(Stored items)
========================
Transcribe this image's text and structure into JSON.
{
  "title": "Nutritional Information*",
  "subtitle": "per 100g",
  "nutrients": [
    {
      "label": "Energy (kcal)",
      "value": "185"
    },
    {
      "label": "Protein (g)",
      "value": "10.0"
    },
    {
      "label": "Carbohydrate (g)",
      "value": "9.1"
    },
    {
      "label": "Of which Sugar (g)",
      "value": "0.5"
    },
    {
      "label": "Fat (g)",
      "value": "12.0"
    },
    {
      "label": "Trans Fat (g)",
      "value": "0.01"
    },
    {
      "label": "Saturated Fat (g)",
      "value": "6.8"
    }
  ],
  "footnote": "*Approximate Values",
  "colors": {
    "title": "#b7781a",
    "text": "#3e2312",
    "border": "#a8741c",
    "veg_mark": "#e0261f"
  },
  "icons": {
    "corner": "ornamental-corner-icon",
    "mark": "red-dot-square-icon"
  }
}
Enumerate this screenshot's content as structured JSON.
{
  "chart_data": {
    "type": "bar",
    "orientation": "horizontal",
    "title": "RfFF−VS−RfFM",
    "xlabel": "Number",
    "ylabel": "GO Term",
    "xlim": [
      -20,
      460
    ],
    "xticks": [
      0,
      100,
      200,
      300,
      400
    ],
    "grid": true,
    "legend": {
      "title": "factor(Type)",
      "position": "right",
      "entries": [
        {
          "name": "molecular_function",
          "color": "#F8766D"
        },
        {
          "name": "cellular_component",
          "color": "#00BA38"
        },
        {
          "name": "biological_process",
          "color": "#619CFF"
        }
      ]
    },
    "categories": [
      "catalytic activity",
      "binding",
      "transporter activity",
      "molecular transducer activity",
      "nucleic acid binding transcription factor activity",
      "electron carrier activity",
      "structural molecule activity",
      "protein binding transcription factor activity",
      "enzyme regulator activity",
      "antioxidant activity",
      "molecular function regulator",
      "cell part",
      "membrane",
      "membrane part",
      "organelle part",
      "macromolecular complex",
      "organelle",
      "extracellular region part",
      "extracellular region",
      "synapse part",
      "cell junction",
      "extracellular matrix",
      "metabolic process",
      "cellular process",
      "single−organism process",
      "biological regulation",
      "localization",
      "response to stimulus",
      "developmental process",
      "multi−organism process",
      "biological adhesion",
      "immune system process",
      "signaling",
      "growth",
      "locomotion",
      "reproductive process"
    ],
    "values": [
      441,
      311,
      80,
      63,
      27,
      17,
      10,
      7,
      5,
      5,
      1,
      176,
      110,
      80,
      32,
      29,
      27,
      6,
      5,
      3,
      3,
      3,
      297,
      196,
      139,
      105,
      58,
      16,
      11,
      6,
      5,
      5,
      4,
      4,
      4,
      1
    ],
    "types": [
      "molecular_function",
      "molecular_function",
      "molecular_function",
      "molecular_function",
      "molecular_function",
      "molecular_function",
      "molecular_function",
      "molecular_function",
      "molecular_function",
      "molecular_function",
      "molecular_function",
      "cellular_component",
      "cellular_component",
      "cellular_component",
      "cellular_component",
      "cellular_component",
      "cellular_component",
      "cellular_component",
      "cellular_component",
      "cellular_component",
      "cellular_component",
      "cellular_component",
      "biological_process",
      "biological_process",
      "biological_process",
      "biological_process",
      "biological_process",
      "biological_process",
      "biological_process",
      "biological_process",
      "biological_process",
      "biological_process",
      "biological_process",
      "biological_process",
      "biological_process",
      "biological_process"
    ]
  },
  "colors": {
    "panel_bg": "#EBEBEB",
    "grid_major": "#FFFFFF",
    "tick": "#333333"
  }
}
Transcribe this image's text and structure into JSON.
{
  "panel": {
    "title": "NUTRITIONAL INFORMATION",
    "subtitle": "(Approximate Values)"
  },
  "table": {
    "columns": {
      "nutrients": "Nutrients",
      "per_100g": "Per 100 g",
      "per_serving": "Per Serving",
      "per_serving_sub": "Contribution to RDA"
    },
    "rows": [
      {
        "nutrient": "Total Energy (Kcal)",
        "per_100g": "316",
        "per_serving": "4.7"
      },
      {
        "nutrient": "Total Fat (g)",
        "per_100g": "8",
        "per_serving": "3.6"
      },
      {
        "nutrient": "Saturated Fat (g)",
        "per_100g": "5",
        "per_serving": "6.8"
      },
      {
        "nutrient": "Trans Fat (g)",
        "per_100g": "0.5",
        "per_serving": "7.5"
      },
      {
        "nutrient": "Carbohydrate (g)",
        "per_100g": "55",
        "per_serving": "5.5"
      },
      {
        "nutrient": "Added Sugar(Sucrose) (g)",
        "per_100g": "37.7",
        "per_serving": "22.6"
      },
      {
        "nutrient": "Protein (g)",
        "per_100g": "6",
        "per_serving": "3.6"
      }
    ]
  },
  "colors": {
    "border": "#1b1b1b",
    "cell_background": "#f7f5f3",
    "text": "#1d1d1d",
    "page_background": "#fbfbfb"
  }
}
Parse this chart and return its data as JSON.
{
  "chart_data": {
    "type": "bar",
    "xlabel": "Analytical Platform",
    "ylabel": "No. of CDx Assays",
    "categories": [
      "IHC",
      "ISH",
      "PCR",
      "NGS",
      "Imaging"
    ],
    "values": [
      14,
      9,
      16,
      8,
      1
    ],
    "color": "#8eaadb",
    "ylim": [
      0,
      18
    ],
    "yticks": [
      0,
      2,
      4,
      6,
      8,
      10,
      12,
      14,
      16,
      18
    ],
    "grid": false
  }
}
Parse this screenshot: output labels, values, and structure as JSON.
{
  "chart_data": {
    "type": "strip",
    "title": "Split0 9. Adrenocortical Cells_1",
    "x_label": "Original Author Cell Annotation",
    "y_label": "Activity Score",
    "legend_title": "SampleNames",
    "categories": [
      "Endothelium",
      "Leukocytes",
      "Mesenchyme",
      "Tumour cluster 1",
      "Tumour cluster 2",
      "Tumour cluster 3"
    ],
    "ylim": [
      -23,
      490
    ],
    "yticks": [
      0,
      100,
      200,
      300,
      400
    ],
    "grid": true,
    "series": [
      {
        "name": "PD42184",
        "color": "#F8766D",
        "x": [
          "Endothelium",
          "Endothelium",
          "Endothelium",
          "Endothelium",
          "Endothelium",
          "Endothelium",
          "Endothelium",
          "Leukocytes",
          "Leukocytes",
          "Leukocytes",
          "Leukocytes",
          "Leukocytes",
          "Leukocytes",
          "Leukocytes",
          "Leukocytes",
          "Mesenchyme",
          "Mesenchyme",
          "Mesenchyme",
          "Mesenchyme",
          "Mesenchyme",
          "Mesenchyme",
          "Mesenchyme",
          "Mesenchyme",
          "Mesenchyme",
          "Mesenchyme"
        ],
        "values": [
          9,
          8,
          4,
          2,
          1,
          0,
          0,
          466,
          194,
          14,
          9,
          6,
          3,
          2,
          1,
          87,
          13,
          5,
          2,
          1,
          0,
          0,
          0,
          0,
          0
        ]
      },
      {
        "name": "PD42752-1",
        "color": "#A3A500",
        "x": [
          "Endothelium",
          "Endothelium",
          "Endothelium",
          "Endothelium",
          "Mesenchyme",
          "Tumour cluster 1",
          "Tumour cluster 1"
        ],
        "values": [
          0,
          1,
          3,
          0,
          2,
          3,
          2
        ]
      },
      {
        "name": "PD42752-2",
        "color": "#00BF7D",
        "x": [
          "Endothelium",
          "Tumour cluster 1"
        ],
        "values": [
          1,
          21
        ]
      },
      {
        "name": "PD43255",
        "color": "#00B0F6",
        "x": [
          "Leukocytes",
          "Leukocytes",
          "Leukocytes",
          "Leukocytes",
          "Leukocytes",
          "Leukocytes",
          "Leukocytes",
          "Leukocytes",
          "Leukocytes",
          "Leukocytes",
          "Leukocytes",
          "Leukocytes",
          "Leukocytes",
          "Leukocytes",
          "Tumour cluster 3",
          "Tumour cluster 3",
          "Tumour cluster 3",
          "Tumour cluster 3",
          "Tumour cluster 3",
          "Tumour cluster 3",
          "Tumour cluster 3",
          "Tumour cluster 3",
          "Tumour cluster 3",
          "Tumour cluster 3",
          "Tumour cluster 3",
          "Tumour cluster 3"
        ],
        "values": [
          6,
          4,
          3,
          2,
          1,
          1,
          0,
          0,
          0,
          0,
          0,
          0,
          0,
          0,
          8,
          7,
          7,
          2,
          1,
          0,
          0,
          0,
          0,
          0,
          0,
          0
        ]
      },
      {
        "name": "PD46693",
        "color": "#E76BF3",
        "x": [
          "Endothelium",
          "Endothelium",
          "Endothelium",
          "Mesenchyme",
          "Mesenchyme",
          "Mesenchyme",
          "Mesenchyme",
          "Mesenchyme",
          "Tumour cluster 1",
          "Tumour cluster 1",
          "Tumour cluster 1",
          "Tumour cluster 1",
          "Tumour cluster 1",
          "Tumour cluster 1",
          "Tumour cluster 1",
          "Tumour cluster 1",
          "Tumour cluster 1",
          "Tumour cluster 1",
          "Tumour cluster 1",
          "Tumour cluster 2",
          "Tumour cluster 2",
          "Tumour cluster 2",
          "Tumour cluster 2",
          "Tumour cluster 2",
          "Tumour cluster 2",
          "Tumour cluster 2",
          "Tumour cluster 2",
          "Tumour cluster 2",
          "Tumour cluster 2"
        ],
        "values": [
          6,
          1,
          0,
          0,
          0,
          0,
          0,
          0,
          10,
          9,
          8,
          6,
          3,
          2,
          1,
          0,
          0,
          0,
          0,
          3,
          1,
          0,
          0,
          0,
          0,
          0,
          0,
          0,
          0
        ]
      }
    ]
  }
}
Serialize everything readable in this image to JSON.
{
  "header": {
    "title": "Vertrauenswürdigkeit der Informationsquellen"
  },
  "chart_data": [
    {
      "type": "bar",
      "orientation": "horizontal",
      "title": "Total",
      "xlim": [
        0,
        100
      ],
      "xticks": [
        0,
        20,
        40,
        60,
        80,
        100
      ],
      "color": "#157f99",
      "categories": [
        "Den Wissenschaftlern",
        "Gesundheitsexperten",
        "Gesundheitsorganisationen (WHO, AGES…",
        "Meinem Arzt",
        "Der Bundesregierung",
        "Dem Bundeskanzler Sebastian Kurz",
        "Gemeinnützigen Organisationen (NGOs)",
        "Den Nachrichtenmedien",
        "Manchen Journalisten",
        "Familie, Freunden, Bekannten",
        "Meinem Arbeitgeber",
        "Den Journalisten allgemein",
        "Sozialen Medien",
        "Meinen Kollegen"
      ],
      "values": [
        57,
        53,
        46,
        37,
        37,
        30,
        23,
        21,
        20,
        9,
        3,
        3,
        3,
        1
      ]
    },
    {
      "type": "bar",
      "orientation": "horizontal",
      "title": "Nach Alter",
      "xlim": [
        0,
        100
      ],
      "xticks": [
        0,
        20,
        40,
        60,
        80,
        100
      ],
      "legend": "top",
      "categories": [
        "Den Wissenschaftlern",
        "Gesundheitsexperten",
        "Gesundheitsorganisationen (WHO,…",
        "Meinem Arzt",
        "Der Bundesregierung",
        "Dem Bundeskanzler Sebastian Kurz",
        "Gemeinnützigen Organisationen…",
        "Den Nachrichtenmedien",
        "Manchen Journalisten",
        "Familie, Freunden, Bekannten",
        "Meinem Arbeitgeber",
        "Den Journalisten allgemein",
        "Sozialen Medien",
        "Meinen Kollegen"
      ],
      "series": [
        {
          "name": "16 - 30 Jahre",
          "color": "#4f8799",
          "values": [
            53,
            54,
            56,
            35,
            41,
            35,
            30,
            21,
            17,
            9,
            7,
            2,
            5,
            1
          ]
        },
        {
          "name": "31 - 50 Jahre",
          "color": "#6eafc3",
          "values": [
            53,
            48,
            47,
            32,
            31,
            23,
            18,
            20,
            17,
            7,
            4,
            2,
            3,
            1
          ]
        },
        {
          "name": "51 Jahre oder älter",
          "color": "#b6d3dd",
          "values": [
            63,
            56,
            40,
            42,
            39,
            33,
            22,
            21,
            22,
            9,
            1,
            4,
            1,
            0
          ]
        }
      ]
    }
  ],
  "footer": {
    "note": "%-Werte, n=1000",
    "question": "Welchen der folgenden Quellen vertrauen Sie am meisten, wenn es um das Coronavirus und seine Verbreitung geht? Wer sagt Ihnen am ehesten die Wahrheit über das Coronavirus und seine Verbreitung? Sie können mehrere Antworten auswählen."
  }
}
========================
Across all the entries, count the lines that contain "part", and state nothing but the total.

5